(Figure data in JSON)
-- Begin --
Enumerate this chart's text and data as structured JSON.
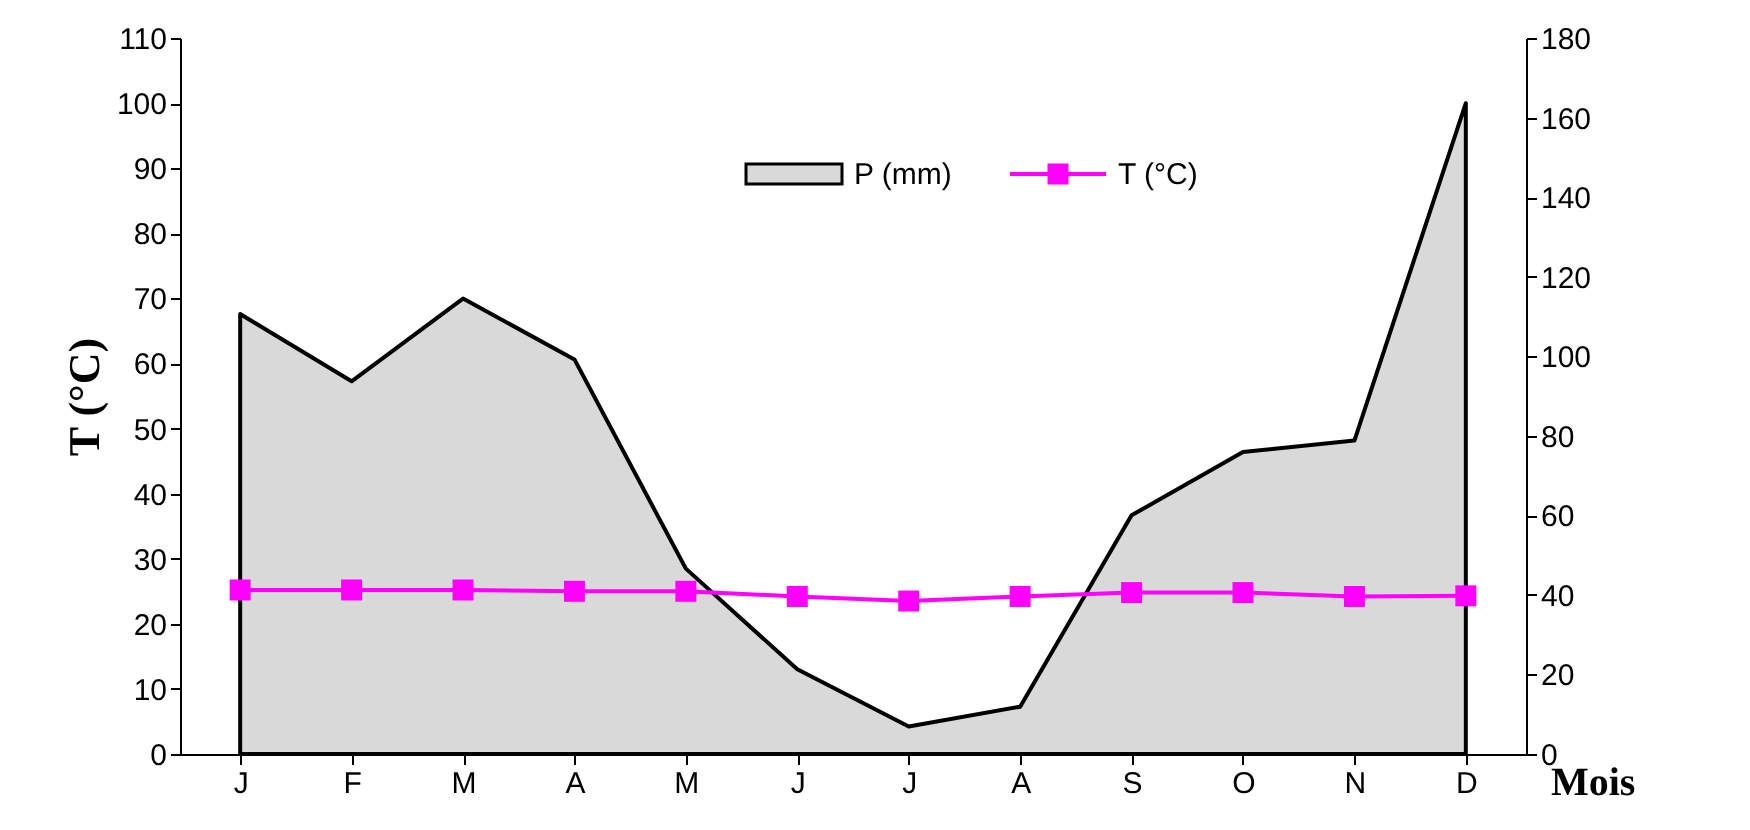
{
  "chart_data": {
    "type": "line",
    "xlabel": "Mois",
    "ylabel": "T (°C)",
    "categories": [
      "J",
      "F",
      "M",
      "A",
      "M",
      "J",
      "J",
      "A",
      "S",
      "O",
      "N",
      "D"
    ],
    "series": [
      {
        "name": "P (mm)",
        "type": "area",
        "axis": "y2",
        "color": "#d9d9d9",
        "values": [
          110.6,
          93.7,
          114.5,
          99.2,
          46.6,
          21.3,
          6.9,
          11.9,
          60,
          75.9,
          78.8,
          163.6
        ]
      },
      {
        "name": "T (°C)",
        "marker": "square",
        "color": "#ff00ff",
        "values": [
          25.2,
          25.2,
          25.2,
          25.0,
          25.0,
          24.2,
          23.5,
          24.2,
          24.8,
          24.8,
          24.2,
          24.3
        ]
      }
    ],
    "ylim": [
      0,
      110
    ],
    "yticks": [
      0,
      10,
      20,
      30,
      40,
      50,
      60,
      70,
      80,
      90,
      100,
      110
    ],
    "y2lim": [
      0,
      180
    ],
    "y2ticks": [
      0,
      20,
      40,
      60,
      80,
      100,
      120,
      140,
      160,
      180
    ],
    "grid": false,
    "legend": "top"
  }
}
-- End --
**YOUR INSTRUCTIONS**
Transcribe every record above exactly as written, leaving out any pictures.

**PROBLEM SOLUTION**
Enumerate this chart's text and data as structured JSON.
{
  "chart_data": {
    "type": "line",
    "xlabel": "Mois",
    "ylabel": "T (°C)",
    "categories": [
      "J",
      "F",
      "M",
      "A",
      "M",
      "J",
      "J",
      "A",
      "S",
      "O",
      "N",
      "D"
    ],
    "series": [
      {
        "name": "P (mm)",
        "type": "area",
        "axis": "y2",
        "color": "#d9d9d9",
        "values": [
          110.6,
          93.7,
          114.5,
          99.2,
          46.6,
          21.3,
          6.9,
          11.9,
          60,
          75.9,
          78.8,
          163.6
        ]
      },
      {
        "name": "T (°C)",
        "marker": "square",
        "color": "#ff00ff",
        "values": [
          25.2,
          25.2,
          25.2,
          25.0,
          25.0,
          24.2,
          23.5,
          24.2,
          24.8,
          24.8,
          24.2,
          24.3
        ]
      }
    ],
    "ylim": [
      0,
      110
    ],
    "yticks": [
      0,
      10,
      20,
      30,
      40,
      50,
      60,
      70,
      80,
      90,
      100,
      110
    ],
    "y2lim": [
      0,
      180
    ],
    "y2ticks": [
      0,
      20,
      40,
      60,
      80,
      100,
      120,
      140,
      160,
      180
    ],
    "grid": false,
    "legend": "top"
  }
}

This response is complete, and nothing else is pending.